**Exercise task:** The records should be written out in full, with nothing altered.

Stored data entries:
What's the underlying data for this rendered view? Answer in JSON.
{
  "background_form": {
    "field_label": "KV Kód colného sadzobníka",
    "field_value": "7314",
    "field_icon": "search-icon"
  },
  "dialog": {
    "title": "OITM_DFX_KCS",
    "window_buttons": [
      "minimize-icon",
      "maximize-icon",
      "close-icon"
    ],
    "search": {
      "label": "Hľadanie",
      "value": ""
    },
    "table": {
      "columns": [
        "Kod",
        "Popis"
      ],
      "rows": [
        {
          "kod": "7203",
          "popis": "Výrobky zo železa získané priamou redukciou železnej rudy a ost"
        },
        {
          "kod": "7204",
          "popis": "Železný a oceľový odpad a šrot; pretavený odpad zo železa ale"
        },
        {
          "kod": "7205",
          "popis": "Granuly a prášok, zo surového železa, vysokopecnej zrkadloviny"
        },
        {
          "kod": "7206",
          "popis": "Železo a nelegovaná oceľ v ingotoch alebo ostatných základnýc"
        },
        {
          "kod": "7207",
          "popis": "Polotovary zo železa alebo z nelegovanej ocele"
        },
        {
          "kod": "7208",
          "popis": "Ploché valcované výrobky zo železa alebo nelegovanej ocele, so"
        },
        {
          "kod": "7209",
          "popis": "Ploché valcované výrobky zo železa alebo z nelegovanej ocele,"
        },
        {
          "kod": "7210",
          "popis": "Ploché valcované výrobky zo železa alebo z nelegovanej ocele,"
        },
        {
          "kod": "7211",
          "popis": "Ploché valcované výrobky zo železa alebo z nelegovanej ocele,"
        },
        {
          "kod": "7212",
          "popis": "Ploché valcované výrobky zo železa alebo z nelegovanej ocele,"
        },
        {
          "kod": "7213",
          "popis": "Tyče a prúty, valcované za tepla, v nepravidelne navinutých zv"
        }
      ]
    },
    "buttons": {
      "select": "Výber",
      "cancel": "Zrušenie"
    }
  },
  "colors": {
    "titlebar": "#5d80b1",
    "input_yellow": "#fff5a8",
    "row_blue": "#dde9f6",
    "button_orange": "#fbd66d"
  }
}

**Exercise result:**
What's the underlying data for this rendered view? Answer in JSON.
{
  "background_form": {
    "field_label": "KV Kód colného sadzobníka",
    "field_value": "7314",
    "field_icon": "search-icon"
  },
  "dialog": {
    "title": "OITM_DFX_KCS",
    "window_buttons": [
      "minimize-icon",
      "maximize-icon",
      "close-icon"
    ],
    "search": {
      "label": "Hľadanie",
      "value": ""
    },
    "table": {
      "columns": [
        "Kod",
        "Popis"
      ],
      "rows": [
        {
          "kod": "7203",
          "popis": "Výrobky zo železa získané priamou redukciou železnej rudy a ost"
        },
        {
          "kod": "7204",
          "popis": "Železný a oceľový odpad a šrot; pretavený odpad zo železa ale"
        },
        {
          "kod": "7205",
          "popis": "Granuly a prášok, zo surového železa, vysokopecnej zrkadloviny"
        },
        {
          "kod": "7206",
          "popis": "Železo a nelegovaná oceľ v ingotoch alebo ostatných základnýc"
        },
        {
          "kod": "7207",
          "popis": "Polotovary zo železa alebo z nelegovanej ocele"
        },
        {
          "kod": "7208",
          "popis": "Ploché valcované výrobky zo železa alebo nelegovanej ocele, so"
        },
        {
          "kod": "7209",
          "popis": "Ploché valcované výrobky zo železa alebo z nelegovanej ocele,"
        },
        {
          "kod": "7210",
          "popis": "Ploché valcované výrobky zo železa alebo z nelegovanej ocele,"
        },
        {
          "kod": "7211",
          "popis": "Ploché valcované výrobky zo železa alebo z nelegovanej ocele,"
        },
        {
          "kod": "7212",
          "popis": "Ploché valcované výrobky zo železa alebo z nelegovanej ocele,"
        },
        {
          "kod": "7213",
          "popis": "Tyče a prúty, valcované za tepla, v nepravidelne navinutých zv"
        }
      ]
    },
    "buttons": {
      "select": "Výber",
      "cancel": "Zrušenie"
    }
  },
  "colors": {
    "titlebar": "#5d80b1",
    "input_yellow": "#fff5a8",
    "row_blue": "#dde9f6",
    "button_orange": "#fbd66d"
  }
}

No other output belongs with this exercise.